Your job is to restate each entry word for word.

## GIVEN ENTRIES
□ □ □ □
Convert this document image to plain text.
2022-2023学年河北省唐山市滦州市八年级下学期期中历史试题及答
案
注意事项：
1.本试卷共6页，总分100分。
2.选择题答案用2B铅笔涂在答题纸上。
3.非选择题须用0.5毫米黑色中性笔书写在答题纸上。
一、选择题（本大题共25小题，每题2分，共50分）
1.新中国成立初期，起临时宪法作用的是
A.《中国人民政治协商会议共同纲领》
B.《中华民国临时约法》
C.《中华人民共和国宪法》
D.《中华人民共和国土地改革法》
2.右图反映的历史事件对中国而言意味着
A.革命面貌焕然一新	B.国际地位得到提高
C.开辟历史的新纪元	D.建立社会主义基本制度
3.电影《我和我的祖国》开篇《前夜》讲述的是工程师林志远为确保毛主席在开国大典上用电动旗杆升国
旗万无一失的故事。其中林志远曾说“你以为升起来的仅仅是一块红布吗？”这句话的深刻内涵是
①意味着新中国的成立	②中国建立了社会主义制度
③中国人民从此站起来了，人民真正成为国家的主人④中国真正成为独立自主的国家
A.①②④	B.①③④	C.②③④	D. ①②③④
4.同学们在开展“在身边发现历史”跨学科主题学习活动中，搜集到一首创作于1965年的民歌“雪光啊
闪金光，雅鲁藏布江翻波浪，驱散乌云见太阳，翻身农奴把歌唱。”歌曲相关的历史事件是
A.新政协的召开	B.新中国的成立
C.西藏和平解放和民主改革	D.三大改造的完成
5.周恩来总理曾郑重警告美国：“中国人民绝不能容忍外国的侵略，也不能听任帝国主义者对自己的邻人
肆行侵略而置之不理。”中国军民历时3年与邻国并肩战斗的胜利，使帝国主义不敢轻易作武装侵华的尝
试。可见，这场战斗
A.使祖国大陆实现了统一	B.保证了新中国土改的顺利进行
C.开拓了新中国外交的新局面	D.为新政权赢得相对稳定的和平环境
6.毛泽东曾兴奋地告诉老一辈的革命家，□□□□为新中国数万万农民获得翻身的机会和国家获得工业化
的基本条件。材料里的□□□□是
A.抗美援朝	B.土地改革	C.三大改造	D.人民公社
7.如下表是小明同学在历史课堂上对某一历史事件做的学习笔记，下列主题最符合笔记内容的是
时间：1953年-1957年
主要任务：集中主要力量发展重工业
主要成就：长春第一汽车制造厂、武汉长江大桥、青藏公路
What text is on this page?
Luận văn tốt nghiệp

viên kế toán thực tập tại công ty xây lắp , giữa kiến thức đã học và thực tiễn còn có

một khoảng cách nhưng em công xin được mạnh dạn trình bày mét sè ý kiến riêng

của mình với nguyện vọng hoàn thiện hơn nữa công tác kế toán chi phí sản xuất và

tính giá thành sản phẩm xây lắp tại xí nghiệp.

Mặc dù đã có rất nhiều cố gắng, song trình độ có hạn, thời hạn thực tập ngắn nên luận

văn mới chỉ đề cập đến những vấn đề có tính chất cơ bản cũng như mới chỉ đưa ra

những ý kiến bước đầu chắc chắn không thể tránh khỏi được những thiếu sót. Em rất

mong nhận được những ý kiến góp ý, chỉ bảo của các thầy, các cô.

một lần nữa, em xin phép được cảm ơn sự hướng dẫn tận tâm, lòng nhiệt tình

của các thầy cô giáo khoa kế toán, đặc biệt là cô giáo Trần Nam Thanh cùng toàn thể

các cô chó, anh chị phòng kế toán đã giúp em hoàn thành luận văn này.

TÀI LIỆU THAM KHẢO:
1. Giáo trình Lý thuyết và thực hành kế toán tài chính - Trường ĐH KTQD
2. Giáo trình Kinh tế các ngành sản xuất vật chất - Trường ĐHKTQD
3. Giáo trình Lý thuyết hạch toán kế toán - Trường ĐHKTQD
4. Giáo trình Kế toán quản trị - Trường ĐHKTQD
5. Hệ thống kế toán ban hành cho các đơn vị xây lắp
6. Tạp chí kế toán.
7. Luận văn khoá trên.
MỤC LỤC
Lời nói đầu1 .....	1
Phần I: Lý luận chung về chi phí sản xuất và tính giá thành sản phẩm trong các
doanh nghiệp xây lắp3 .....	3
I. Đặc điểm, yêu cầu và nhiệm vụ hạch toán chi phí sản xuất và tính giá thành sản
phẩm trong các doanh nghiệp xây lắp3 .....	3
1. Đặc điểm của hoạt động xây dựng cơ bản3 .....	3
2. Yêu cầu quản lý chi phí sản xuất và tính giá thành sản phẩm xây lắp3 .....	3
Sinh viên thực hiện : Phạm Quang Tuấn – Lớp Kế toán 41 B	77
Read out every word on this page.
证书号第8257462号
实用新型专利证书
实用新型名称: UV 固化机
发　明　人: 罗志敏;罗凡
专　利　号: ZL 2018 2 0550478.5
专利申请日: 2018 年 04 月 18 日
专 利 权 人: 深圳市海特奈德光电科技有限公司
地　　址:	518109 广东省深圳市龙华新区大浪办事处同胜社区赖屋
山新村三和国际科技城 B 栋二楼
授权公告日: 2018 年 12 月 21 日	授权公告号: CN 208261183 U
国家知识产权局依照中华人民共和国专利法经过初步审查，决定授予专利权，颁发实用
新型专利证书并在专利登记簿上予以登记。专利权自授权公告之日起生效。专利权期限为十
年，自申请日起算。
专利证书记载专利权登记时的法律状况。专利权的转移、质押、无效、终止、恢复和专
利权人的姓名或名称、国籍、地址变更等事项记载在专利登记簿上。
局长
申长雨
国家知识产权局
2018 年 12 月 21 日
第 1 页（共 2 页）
□ □ □ □
## SOLUTION FOR THIS PROBLEM
Convert this document image to plain text.
2022-2023学年河北省唐山市滦州市八年级下学期期中历史试题及答
案
注意事项：
1.本试卷共6页，总分100分。
2.选择题答案用2B铅笔涂在答题纸上。
3.非选择题须用0.5毫米黑色中性笔书写在答题纸上。
一、选择题（本大题共25小题，每题2分，共50分）
1.新中国成立初期，起临时宪法作用的是
A.《中国人民政治协商会议共同纲领》
B.《中华民国临时约法》
C.《中华人民共和国宪法》
D.《中华人民共和国土地改革法》
2.右图反映的历史事件对中国而言意味着
A.革命面貌焕然一新	B.国际地位得到提高
C.开辟历史的新纪元	D.建立社会主义基本制度
3.电影《我和我的祖国》开篇《前夜》讲述的是工程师林志远为确保毛主席在开国大典上用电动旗杆升国
旗万无一失的故事。其中林志远曾说“你以为升起来的仅仅是一块红布吗？”这句话的深刻内涵是
①意味着新中国的成立	②中国建立了社会主义制度
③中国人民从此站起来了，人民真正成为国家的主人④中国真正成为独立自主的国家
A.①②④	B.①③④	C.②③④	D. ①②③④
4.同学们在开展“在身边发现历史”跨学科主题学习活动中，搜集到一首创作于1965年的民歌“雪光啊
闪金光，雅鲁藏布江翻波浪，驱散乌云见太阳，翻身农奴把歌唱。”歌曲相关的历史事件是
A.新政协的召开	B.新中国的成立
C.西藏和平解放和民主改革	D.三大改造的完成
5.周恩来总理曾郑重警告美国：“中国人民绝不能容忍外国的侵略，也不能听任帝国主义者对自己的邻人
肆行侵略而置之不理。”中国军民历时3年与邻国并肩战斗的胜利，使帝国主义不敢轻易作武装侵华的尝
试。可见，这场战斗
A.使祖国大陆实现了统一	B.保证了新中国土改的顺利进行
C.开拓了新中国外交的新局面	D.为新政权赢得相对稳定的和平环境
6.毛泽东曾兴奋地告诉老一辈的革命家，□□□□为新中国数万万农民获得翻身的机会和国家获得工业化
的基本条件。材料里的□□□□是
A.抗美援朝	B.土地改革	C.三大改造	D.人民公社
7.如下表是小明同学在历史课堂上对某一历史事件做的学习笔记，下列主题最符合笔记内容的是
时间：1953年-1957年
主要任务：集中主要力量发展重工业
主要成就：长春第一汽车制造厂、武汉长江大桥、青藏公路
What text is on this page?
Luận văn tốt nghiệp

viên kế toán thực tập tại công ty xây lắp , giữa kiến thức đã học và thực tiễn còn có

một khoảng cách nhưng em công xin được mạnh dạn trình bày mét sè ý kiến riêng

của mình với nguyện vọng hoàn thiện hơn nữa công tác kế toán chi phí sản xuất và

tính giá thành sản phẩm xây lắp tại xí nghiệp.

Mặc dù đã có rất nhiều cố gắng, song trình độ có hạn, thời hạn thực tập ngắn nên luận

văn mới chỉ đề cập đến những vấn đề có tính chất cơ bản cũng như mới chỉ đưa ra

những ý kiến bước đầu chắc chắn không thể tránh khỏi được những thiếu sót. Em rất

mong nhận được những ý kiến góp ý, chỉ bảo của các thầy, các cô.

một lần nữa, em xin phép được cảm ơn sự hướng dẫn tận tâm, lòng nhiệt tình

của các thầy cô giáo khoa kế toán, đặc biệt là cô giáo Trần Nam Thanh cùng toàn thể

các cô chó, anh chị phòng kế toán đã giúp em hoàn thành luận văn này.

TÀI LIỆU THAM KHẢO:
1. Giáo trình Lý thuyết và thực hành kế toán tài chính - Trường ĐH KTQD
2. Giáo trình Kinh tế các ngành sản xuất vật chất - Trường ĐHKTQD
3. Giáo trình Lý thuyết hạch toán kế toán - Trường ĐHKTQD
4. Giáo trình Kế toán quản trị - Trường ĐHKTQD
5. Hệ thống kế toán ban hành cho các đơn vị xây lắp
6. Tạp chí kế toán.
7. Luận văn khoá trên.
MỤC LỤC
Lời nói đầu1 .....	1
Phần I: Lý luận chung về chi phí sản xuất và tính giá thành sản phẩm trong các
doanh nghiệp xây lắp3 .....	3
I. Đặc điểm, yêu cầu và nhiệm vụ hạch toán chi phí sản xuất và tính giá thành sản
phẩm trong các doanh nghiệp xây lắp3 .....	3
1. Đặc điểm của hoạt động xây dựng cơ bản3 .....	3
2. Yêu cầu quản lý chi phí sản xuất và tính giá thành sản phẩm xây lắp3 .....	3
Sinh viên thực hiện : Phạm Quang Tuấn – Lớp Kế toán 41 B	77
Read out every word on this page.
证书号第8257462号
实用新型专利证书
实用新型名称: UV 固化机
发　明　人: 罗志敏;罗凡
专　利　号: ZL 2018 2 0550478.5
专利申请日: 2018 年 04 月 18 日
专 利 权 人: 深圳市海特奈德光电科技有限公司
地　　址:	518109 广东省深圳市龙华新区大浪办事处同胜社区赖屋
山新村三和国际科技城 B 栋二楼
授权公告日: 2018 年 12 月 21 日	授权公告号: CN 208261183 U
国家知识产权局依照中华人民共和国专利法经过初步审查，决定授予专利权，颁发实用
新型专利证书并在专利登记簿上予以登记。专利权自授权公告之日起生效。专利权期限为十
年，自申请日起算。
专利证书记载专利权登记时的法律状况。专利权的转移、质押、无效、终止、恢复和专
利权人的姓名或名称、国籍、地址变更等事项记载在专利登记簿上。
局长
申长雨
国家知识产权局
2018 年 12 月 21 日
第 1 页（共 2 页）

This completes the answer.